PROBLEM TO WORK ON →
All lines in the data bearing the string "source" should be identified and copied.

RAW DATA →
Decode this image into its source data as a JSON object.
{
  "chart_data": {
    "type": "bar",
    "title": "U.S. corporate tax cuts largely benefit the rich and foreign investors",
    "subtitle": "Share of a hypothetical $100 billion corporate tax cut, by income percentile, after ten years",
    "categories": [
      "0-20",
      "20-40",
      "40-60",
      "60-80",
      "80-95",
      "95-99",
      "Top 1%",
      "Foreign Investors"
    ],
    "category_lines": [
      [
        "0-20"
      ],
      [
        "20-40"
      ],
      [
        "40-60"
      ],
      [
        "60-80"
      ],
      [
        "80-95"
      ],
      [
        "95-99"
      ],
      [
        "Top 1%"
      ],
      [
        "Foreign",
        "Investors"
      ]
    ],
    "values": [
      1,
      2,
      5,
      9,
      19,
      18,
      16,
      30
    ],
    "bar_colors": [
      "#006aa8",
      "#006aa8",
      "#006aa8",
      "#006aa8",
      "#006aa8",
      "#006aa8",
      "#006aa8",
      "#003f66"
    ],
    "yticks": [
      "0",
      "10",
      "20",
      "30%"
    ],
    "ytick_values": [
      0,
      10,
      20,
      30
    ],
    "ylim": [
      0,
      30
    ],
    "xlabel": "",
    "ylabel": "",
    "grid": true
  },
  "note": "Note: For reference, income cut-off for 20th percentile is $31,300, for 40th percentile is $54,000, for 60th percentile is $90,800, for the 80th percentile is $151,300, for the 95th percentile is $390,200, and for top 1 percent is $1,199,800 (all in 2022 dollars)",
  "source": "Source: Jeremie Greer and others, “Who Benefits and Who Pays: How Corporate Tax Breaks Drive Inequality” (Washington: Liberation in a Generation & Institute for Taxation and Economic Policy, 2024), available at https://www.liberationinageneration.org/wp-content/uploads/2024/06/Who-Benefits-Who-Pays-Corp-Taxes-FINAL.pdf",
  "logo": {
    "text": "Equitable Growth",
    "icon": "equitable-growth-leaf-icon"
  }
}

...

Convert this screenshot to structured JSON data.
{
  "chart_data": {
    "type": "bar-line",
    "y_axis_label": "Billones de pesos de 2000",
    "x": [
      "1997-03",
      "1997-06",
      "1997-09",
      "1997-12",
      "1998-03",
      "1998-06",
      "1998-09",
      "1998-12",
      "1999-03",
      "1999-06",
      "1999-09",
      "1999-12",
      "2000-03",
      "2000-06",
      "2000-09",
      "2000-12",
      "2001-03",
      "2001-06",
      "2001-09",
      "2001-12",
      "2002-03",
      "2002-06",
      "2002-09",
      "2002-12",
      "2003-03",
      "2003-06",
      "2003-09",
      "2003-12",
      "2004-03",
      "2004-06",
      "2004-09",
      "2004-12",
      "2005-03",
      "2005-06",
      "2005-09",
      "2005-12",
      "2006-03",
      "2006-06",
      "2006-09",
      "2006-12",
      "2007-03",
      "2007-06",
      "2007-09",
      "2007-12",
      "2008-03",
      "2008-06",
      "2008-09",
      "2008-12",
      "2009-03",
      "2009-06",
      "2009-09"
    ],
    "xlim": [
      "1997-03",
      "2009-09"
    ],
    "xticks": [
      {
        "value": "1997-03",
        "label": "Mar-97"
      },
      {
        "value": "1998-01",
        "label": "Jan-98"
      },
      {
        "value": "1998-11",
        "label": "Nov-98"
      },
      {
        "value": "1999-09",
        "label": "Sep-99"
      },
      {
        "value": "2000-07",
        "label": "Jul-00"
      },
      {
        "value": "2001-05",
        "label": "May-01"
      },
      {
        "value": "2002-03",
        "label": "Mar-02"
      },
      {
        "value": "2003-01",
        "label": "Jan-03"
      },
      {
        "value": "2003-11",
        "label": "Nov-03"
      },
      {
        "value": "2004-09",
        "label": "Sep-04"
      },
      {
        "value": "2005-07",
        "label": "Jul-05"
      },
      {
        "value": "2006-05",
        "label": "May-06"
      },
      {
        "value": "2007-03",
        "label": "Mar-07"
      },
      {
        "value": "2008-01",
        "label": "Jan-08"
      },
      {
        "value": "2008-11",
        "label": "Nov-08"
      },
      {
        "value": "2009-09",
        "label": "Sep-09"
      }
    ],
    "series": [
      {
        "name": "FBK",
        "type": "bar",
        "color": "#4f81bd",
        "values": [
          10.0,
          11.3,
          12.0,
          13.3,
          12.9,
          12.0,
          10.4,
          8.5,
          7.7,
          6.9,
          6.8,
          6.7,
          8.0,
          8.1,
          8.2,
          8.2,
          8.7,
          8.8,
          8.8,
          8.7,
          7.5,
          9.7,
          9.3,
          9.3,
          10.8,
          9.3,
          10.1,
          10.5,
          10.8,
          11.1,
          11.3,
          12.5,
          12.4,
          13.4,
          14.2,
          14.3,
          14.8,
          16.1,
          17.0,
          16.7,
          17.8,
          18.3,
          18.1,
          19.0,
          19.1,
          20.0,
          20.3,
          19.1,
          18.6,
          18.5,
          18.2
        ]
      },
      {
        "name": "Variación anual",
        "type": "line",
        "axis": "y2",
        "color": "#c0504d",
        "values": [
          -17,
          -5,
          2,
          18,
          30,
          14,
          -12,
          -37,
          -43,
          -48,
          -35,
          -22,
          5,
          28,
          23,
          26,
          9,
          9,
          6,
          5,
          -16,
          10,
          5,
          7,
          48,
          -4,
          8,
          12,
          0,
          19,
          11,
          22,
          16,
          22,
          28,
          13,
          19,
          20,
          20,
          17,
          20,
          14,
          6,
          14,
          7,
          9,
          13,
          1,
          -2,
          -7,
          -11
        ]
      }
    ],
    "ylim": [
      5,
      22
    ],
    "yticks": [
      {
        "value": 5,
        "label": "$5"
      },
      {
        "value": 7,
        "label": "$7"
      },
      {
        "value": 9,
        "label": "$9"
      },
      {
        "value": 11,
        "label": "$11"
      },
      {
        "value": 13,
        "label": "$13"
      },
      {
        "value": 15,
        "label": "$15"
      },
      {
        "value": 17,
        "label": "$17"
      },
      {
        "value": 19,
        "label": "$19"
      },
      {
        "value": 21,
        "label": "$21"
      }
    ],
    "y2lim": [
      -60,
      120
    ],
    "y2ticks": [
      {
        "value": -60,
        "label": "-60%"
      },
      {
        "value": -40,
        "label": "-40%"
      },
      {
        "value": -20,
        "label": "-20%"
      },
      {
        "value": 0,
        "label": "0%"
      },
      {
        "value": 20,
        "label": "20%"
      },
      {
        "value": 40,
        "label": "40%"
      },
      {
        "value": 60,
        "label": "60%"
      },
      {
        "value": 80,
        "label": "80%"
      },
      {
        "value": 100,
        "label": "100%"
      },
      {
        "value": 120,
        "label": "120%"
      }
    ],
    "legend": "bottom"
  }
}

SOLUTION TO THIS TASK →
Decode this image into its source data as a JSON object.
  "source": "Source: Jeremie Greer and others, “Who Benefits and Who Pays: How Corporate Tax Breaks Drive Inequality” (Washington: Liberation in a Generation & Institute for Taxation and Economic Policy, 2024), available at https://www.liberationinageneration.org/wp-content/uploads/2024/06/Who-Benefits-Who-Pays-Corp-Taxes-FINAL.pdf",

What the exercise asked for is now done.